**Task directions**
Give the number of lines holding the string "Thee", and nothing else.

**Supplied material**
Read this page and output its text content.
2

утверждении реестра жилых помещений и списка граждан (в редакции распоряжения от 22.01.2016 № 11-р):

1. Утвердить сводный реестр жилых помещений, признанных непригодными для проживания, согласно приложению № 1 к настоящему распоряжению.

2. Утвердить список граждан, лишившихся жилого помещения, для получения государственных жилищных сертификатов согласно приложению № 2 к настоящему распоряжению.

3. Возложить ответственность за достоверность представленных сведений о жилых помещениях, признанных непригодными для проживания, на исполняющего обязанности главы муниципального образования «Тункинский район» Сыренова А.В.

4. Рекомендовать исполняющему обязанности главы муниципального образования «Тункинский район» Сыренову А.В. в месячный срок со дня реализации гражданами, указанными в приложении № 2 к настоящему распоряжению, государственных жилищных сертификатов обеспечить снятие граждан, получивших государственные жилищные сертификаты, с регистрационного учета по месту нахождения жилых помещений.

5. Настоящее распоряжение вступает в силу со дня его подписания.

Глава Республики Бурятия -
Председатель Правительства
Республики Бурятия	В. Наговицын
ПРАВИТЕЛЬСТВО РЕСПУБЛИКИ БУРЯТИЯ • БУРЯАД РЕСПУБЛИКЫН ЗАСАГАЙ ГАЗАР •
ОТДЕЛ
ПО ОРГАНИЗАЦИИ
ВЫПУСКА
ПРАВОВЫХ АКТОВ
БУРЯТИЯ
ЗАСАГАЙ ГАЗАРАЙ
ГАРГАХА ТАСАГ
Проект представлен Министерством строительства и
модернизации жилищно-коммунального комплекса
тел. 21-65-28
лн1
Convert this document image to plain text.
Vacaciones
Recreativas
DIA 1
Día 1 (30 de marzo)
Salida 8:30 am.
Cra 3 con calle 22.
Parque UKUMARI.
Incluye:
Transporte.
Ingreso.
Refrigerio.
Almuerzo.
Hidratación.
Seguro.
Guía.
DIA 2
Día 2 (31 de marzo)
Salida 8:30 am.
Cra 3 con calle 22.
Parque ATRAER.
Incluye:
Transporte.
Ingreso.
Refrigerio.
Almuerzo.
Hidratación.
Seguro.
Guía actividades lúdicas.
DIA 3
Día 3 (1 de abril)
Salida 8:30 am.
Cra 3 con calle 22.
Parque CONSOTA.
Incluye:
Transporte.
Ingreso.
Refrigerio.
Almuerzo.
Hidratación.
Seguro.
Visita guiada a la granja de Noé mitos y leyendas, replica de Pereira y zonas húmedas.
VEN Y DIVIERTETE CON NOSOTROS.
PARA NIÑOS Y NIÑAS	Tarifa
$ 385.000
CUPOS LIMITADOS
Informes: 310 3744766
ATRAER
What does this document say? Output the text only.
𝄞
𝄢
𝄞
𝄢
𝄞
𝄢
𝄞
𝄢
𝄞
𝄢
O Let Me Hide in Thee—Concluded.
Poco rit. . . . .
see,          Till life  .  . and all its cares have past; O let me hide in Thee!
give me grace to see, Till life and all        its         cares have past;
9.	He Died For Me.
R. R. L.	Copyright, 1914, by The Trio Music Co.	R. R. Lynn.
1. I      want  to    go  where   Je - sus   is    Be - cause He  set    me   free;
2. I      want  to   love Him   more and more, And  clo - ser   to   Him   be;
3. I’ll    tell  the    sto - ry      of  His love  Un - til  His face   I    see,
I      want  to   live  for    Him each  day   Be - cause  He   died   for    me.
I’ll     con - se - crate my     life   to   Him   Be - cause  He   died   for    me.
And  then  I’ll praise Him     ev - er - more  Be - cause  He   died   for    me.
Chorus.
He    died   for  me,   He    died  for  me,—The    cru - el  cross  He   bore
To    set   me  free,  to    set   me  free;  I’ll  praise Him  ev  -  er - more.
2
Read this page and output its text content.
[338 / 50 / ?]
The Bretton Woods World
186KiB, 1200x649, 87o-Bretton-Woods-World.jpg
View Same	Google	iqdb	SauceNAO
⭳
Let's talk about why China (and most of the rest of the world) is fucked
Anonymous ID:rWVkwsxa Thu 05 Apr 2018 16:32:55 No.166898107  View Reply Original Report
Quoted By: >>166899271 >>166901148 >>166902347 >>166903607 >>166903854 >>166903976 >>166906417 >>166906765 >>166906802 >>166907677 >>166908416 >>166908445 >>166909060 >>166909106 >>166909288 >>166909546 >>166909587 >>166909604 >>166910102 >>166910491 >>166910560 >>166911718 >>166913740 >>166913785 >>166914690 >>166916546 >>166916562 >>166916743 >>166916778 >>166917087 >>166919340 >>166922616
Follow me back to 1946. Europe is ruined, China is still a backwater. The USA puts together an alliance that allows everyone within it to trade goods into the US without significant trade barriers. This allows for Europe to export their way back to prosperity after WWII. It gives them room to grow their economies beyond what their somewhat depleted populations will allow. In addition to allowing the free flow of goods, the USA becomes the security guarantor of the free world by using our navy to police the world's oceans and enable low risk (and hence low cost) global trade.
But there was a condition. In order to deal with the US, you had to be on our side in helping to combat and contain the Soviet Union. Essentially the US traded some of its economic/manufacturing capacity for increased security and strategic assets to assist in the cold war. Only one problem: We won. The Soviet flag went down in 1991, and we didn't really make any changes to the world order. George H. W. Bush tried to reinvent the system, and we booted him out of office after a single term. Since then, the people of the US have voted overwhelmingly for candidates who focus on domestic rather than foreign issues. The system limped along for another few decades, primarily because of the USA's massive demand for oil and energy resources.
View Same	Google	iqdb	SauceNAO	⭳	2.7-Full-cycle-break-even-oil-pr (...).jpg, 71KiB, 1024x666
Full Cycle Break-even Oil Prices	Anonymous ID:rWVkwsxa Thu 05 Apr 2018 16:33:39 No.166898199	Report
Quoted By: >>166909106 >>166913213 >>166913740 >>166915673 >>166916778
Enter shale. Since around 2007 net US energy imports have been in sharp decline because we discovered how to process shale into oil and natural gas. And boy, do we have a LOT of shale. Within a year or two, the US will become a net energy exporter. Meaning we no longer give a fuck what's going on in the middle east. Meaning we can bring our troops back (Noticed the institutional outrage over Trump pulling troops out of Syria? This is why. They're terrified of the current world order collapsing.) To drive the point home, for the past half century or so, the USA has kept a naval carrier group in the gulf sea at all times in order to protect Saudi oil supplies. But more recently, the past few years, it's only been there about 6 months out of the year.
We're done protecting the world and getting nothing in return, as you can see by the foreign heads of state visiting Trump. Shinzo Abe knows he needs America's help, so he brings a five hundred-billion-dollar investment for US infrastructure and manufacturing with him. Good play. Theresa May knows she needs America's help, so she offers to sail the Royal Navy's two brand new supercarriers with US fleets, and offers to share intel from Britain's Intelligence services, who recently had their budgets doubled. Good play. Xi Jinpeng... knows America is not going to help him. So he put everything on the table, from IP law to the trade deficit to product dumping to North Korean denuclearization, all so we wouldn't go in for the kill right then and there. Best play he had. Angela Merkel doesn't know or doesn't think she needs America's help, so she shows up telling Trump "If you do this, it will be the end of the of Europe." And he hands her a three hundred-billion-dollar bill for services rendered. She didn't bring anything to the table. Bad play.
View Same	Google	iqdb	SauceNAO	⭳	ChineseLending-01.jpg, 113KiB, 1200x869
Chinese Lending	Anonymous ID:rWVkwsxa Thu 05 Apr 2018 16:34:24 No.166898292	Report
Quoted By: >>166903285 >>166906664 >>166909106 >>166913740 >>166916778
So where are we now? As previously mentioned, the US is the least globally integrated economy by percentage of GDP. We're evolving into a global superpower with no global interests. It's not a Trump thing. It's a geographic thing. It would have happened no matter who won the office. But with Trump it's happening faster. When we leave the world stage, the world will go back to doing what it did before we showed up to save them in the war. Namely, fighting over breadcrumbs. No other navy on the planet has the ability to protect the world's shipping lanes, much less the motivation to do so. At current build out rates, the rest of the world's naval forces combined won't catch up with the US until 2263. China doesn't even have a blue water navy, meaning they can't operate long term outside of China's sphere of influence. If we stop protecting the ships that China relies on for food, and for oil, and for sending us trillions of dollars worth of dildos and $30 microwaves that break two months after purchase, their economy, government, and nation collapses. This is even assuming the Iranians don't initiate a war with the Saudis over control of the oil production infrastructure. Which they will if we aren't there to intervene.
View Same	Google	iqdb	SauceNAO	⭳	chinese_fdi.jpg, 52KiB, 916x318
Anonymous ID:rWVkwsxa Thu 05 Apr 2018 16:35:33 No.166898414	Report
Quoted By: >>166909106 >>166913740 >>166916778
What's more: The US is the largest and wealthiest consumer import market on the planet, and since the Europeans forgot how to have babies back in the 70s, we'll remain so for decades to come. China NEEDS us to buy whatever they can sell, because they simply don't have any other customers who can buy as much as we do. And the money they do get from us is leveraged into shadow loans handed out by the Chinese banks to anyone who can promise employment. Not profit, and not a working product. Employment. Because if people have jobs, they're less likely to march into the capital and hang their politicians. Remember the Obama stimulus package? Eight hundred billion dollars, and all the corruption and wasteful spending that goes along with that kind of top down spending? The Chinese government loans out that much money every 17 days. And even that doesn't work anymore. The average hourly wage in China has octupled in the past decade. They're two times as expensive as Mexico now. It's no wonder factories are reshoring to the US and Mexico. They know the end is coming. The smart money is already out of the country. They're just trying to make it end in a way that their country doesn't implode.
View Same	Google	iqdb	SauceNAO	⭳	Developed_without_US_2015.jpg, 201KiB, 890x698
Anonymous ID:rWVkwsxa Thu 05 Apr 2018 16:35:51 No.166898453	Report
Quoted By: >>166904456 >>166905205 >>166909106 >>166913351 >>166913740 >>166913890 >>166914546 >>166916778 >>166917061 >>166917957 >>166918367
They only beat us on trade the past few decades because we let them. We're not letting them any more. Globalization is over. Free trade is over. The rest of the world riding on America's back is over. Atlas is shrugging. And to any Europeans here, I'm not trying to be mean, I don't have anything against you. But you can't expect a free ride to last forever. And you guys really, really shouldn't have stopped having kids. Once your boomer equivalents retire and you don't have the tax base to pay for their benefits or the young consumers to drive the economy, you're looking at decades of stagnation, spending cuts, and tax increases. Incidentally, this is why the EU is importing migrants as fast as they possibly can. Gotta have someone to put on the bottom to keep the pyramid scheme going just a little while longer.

**Written answer**
2